#### Exercício curto A:
Repita sem mudar nada as linhas da listagem, começando na que contém "day-block: SATURDAY Basketball" e terminando na que contém "subhead-special-assembly: Special Assembly".
· · · · · · ·
A história do mico em dobro

27 jan • NotasNenhum comentário em A história do mico em dobro

Há muitos anos, um executivo teve que se deslocar de Porto Alegre para a filial Novo Hamburgo da sua empresa. Era uma sexta-feira muito quente, não iria voltar para o escritório, então dispensou paletó, gravata e carro.

Vestiu uma calça Lee, o jeans da época, uma espécie de tênis de pobre chamado Maria Mole, e uma camisa sem bolso tirada do baú da juventude. Passava do meio-dia quando pegou o ônibus direto para a cidade onde havia tirado o ensino médio, Curso Científico na época.   

Como seria viagem vapt-vupt, botou no bolso só a identidade e algum dinheiro para táxi e passagem. Da rodoviária foi de táxi à filial, fez o que tinha que fazer e voltou de táxi para o centro da cidade.

Mais tarde lembrou-se que algo o incomodava, algo não estava bem certo. Antes de voltar, resolveu tomar uns chopes numa mesinha na rua do bar. Quando quis pagar a despesa, entrou em pânico. O último dinheiro fora para pagar o táxi. E agora?
· · · · · · ·
#### Exercício curto B:
Faça uma cópia fiel do trecho da história do mico em dobro que começa em "Como seria viagem" e termina em "táxi. E agora?".

#### Entradas de layout espacial:
· · · · · · ·
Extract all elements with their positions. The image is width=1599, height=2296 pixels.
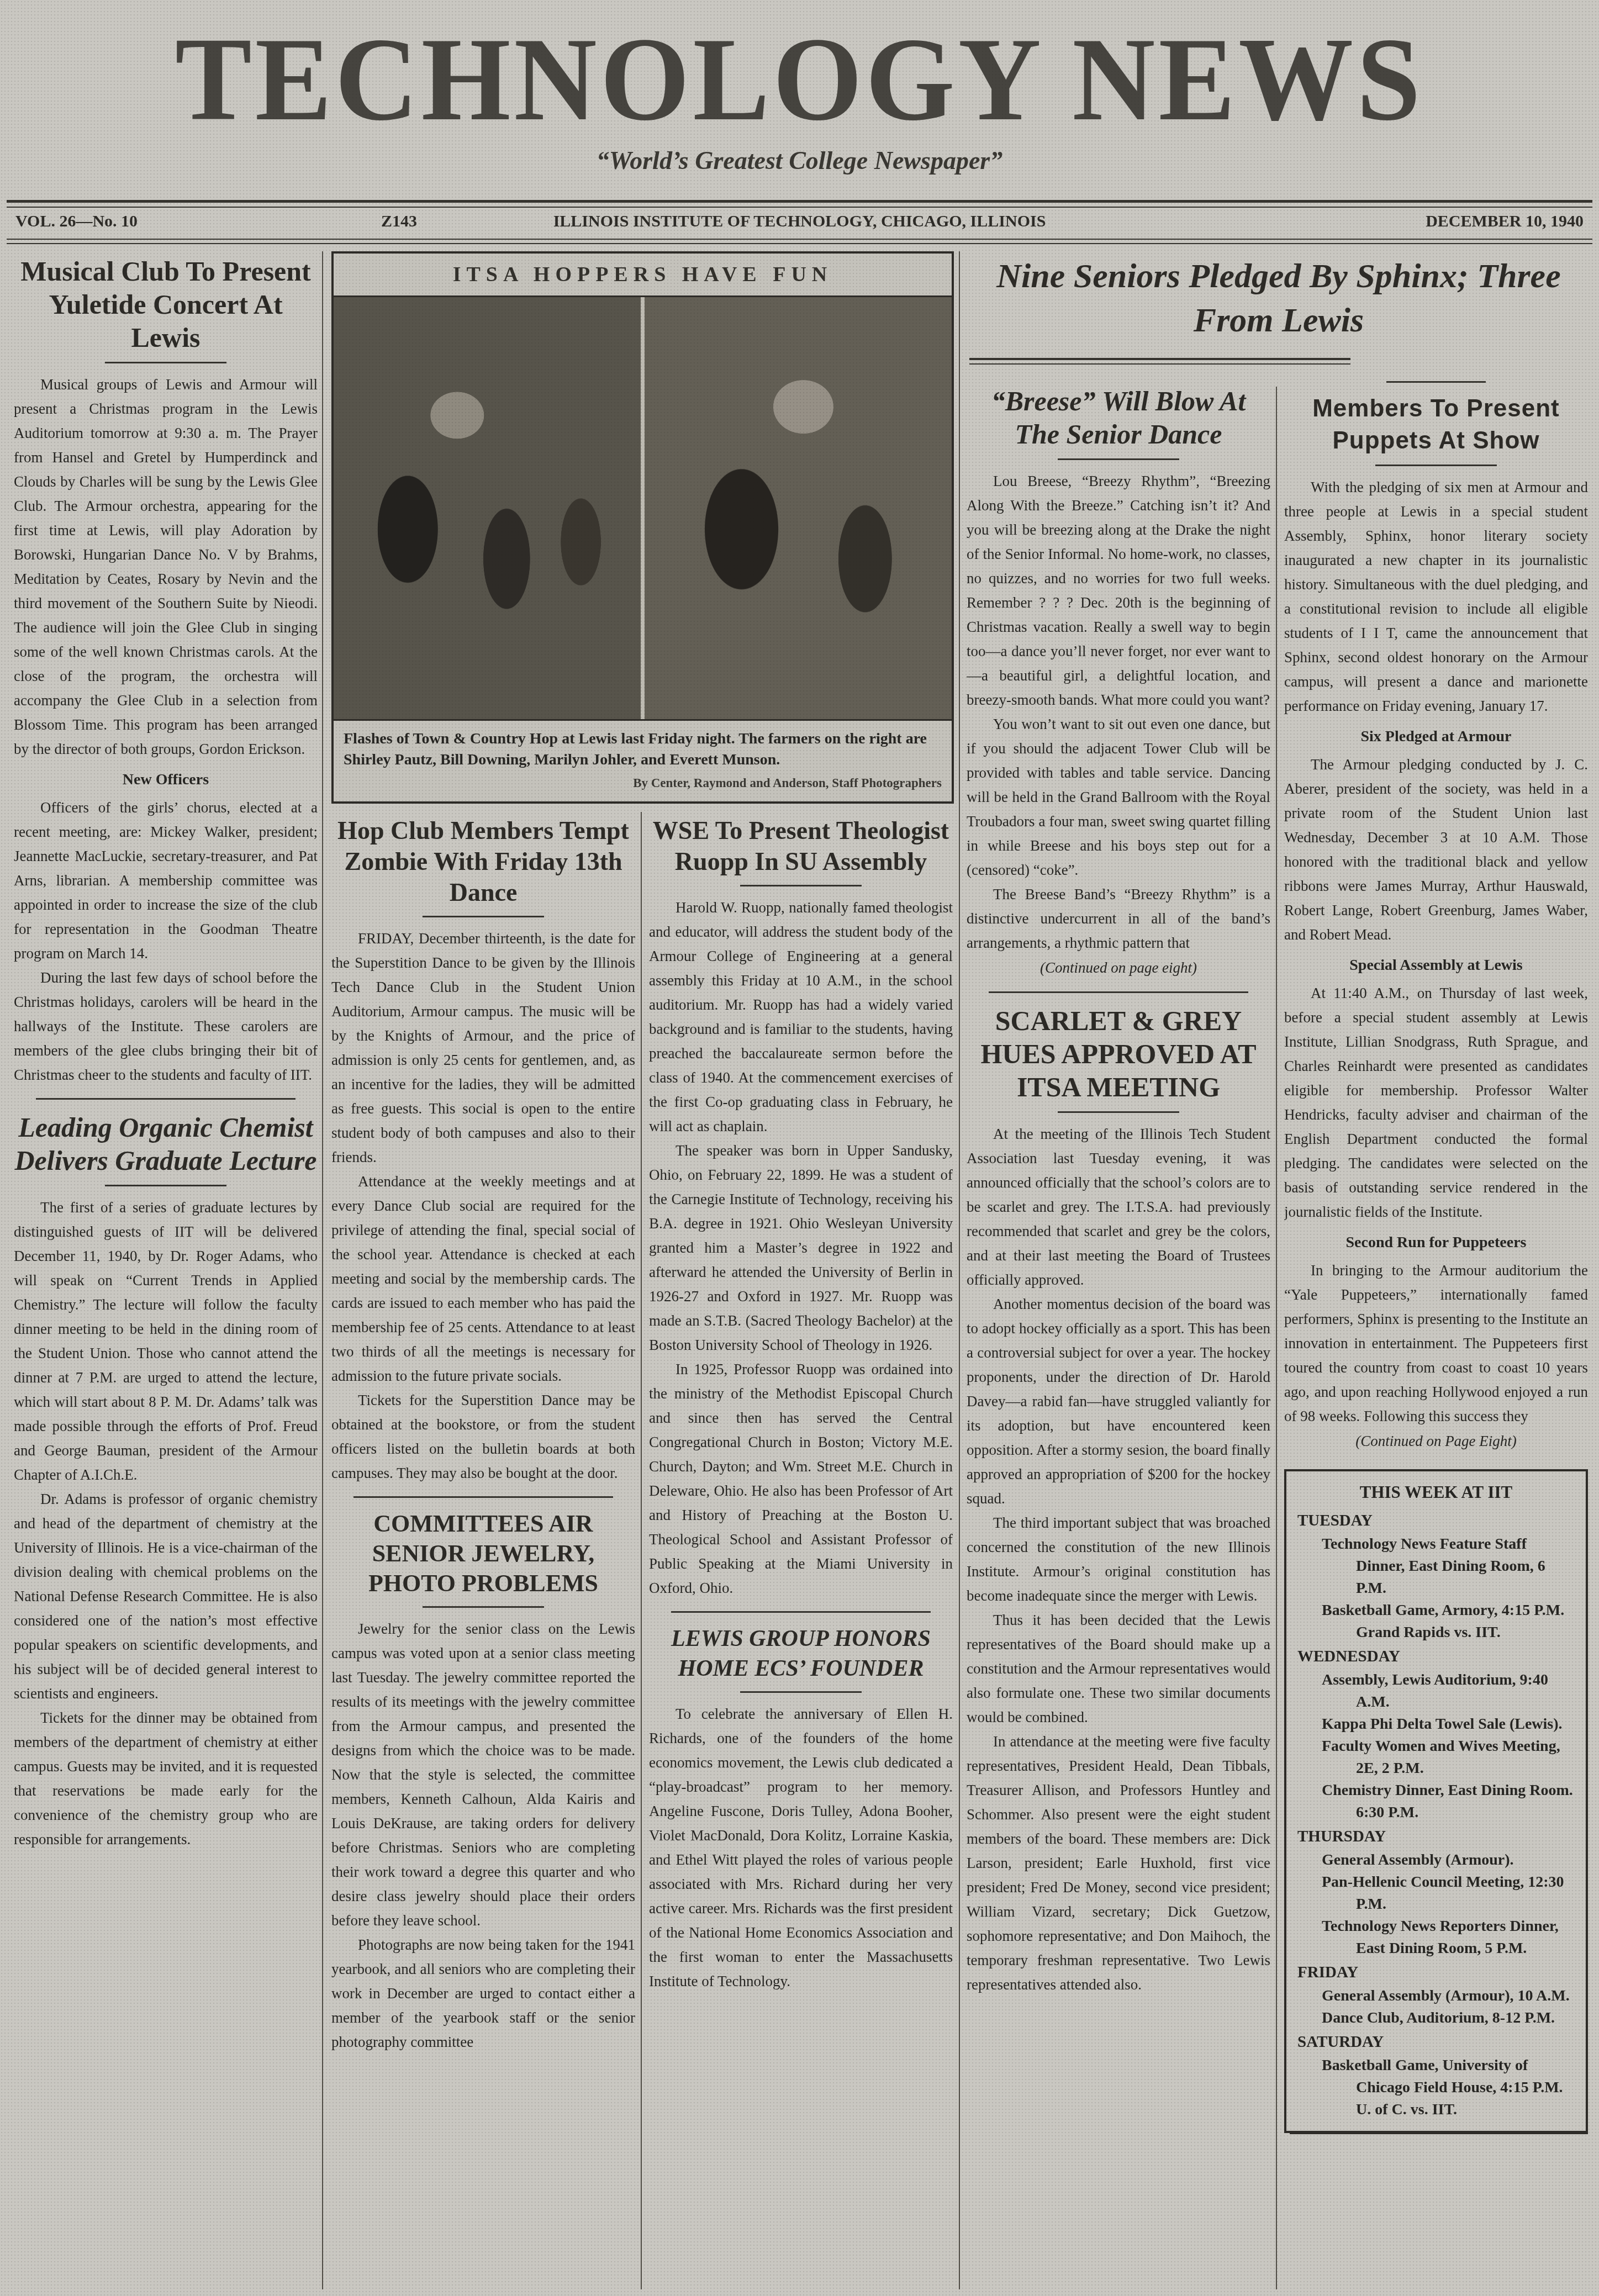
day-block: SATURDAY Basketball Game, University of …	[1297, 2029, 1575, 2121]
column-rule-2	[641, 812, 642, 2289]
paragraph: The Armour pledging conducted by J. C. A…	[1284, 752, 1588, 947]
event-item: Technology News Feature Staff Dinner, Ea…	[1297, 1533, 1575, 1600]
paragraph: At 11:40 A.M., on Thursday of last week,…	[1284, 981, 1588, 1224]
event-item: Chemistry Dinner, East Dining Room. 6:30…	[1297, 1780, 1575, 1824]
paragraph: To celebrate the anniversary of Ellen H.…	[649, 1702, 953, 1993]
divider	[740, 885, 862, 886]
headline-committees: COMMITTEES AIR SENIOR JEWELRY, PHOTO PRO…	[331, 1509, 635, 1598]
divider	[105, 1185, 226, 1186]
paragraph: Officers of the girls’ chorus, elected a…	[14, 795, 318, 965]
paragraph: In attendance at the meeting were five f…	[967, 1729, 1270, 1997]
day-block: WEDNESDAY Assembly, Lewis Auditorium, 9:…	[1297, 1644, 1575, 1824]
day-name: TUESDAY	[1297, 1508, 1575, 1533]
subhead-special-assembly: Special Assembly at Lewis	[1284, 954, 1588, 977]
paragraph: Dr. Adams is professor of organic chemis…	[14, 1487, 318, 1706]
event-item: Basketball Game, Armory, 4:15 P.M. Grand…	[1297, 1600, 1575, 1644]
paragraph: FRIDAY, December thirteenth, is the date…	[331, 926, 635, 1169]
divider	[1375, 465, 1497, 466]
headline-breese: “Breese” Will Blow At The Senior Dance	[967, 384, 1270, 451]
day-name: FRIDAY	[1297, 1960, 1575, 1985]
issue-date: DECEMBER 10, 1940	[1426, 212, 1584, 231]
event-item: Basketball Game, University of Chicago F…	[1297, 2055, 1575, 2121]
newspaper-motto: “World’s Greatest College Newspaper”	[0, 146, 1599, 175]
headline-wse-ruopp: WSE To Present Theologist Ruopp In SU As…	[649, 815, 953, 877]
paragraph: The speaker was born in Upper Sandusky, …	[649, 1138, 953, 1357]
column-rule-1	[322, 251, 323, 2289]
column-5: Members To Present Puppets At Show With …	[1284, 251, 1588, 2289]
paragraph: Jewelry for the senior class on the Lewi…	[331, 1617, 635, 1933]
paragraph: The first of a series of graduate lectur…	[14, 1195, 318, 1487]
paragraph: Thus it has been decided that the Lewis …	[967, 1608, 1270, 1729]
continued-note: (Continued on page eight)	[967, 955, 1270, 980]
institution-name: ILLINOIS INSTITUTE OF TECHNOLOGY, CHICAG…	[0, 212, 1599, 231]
· · · · · · ·
#### Resposta completa A:
day-block: SATURDAY Basketball Game, University of …	[1297, 2029, 1575, 2121]
column-rule-2	[641, 812, 642, 2289]
paragraph: The Armour pledging conducted by J. C. A…	[1284, 752, 1588, 947]
event-item: Technology News Feature Staff Dinner, Ea…	[1297, 1533, 1575, 1600]
paragraph: At 11:40 A.M., on Thursday of last week,…	[1284, 981, 1588, 1224]
event-item: Chemistry Dinner, East Dining Room. 6:30…	[1297, 1780, 1575, 1824]
paragraph: To celebrate the anniversary of Ellen H.…	[649, 1702, 953, 1993]
divider	[740, 885, 862, 886]
headline-committees: COMMITTEES AIR SENIOR JEWELRY, PHOTO PRO…	[331, 1509, 635, 1598]
divider	[105, 1185, 226, 1186]
paragraph: Officers of the girls’ chorus, elected a…	[14, 795, 318, 965]
paragraph: In attendance at the meeting were five f…	[967, 1729, 1270, 1997]
day-block: WEDNESDAY Assembly, Lewis Auditorium, 9:…	[1297, 1644, 1575, 1824]
day-name: TUESDAY	[1297, 1508, 1575, 1533]
subhead-special-assembly: Special Assembly at Lewis	[1284, 954, 1588, 977]

#### Resposta completa B:
Como seria viagem vapt-vupt, botou no bolso só a identidade e algum dinheiro para táxi e passagem. Da rodoviária foi de táxi à filial, fez o que tinha que fazer e voltou de táxi para o centro da cidade.

Mais tarde lembrou-se que algo o incomodava, algo não estava bem certo. Antes de voltar, resolveu tomar uns chopes numa mesinha na rua do bar. Quando quis pagar a despesa, entrou em pânico. O último dinheiro fora para pagar o táxi. E agora?